* start Given data *
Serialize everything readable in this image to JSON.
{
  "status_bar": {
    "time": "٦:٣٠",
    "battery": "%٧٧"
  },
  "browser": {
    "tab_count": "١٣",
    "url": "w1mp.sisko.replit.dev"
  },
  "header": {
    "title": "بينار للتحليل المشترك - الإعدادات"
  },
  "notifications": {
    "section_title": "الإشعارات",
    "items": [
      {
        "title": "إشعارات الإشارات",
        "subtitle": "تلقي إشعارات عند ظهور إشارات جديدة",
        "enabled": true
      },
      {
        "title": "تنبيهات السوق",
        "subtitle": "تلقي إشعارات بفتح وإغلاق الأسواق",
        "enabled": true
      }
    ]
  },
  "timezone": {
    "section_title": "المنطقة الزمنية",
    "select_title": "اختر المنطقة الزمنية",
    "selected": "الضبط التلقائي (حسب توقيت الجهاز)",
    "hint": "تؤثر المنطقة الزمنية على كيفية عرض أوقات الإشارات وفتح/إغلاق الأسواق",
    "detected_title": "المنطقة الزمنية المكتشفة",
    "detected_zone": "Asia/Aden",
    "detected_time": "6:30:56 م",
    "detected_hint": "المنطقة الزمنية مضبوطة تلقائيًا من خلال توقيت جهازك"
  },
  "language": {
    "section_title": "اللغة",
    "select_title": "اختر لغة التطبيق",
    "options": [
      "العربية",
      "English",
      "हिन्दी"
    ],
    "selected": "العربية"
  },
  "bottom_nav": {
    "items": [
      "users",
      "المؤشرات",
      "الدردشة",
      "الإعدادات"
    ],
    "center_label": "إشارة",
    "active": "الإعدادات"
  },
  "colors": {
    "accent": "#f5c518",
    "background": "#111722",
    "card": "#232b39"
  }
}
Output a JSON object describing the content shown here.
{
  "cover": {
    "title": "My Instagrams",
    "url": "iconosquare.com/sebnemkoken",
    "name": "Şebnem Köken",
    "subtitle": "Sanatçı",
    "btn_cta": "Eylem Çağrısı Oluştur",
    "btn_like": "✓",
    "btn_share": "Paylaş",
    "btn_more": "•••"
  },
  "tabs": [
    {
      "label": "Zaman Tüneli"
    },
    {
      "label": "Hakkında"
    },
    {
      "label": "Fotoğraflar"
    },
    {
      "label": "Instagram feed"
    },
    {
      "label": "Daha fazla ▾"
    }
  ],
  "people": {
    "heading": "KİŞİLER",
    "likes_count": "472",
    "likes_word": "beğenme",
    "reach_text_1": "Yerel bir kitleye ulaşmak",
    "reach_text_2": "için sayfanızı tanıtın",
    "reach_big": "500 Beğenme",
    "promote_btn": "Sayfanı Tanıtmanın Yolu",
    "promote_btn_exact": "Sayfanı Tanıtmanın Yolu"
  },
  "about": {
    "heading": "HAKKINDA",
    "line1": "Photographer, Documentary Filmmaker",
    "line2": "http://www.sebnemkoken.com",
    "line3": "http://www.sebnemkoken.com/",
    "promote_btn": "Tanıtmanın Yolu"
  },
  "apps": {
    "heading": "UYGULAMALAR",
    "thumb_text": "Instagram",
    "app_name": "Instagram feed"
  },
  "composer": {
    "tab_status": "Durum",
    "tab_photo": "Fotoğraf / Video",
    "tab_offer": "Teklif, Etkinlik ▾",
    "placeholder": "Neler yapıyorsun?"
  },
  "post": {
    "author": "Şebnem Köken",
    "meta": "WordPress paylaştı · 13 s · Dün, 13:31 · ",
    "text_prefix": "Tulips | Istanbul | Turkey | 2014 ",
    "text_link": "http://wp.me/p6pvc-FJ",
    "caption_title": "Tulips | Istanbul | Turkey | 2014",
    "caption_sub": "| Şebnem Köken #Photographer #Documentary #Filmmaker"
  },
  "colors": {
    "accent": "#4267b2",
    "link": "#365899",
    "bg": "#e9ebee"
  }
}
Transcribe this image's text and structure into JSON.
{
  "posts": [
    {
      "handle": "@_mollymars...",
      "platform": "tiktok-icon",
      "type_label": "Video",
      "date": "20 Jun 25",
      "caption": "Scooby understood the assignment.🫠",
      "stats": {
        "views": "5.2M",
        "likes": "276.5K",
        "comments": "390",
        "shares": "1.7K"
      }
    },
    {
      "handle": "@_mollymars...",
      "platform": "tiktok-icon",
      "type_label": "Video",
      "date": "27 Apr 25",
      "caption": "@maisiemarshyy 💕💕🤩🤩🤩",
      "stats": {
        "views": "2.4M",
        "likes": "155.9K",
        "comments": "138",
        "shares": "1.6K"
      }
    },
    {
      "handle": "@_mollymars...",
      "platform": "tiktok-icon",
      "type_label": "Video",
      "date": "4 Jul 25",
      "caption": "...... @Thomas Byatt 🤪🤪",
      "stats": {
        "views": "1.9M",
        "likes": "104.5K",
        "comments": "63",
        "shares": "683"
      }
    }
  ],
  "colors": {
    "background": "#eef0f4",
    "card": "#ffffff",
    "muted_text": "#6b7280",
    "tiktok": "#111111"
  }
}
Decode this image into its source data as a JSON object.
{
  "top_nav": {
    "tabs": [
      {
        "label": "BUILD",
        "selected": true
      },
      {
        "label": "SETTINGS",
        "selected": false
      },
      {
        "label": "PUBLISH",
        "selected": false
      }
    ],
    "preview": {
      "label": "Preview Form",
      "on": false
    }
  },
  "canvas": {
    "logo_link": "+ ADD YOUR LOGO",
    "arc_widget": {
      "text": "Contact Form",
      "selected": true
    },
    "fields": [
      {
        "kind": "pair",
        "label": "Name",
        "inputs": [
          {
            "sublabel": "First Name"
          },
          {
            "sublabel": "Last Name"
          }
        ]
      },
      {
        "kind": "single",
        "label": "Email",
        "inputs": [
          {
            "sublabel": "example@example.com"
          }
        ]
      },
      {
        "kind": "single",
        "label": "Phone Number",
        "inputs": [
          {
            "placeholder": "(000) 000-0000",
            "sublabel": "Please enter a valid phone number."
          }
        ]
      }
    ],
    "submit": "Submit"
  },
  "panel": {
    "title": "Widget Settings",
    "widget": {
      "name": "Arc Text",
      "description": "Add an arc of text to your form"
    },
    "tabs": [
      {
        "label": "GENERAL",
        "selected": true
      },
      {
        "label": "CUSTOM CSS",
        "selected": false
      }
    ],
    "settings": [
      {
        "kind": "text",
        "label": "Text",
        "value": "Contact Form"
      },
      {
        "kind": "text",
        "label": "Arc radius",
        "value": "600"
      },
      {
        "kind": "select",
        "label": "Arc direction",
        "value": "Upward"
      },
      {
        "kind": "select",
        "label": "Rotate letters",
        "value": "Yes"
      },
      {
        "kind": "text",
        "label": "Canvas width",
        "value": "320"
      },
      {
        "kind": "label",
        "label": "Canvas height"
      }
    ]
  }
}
* end Given data *
- _Task goal_:
Copy in full each line that holds the word "comments".

- _Solution to this problem_:
        "comments": "390",
        "comments": "138",
        "comments": "63",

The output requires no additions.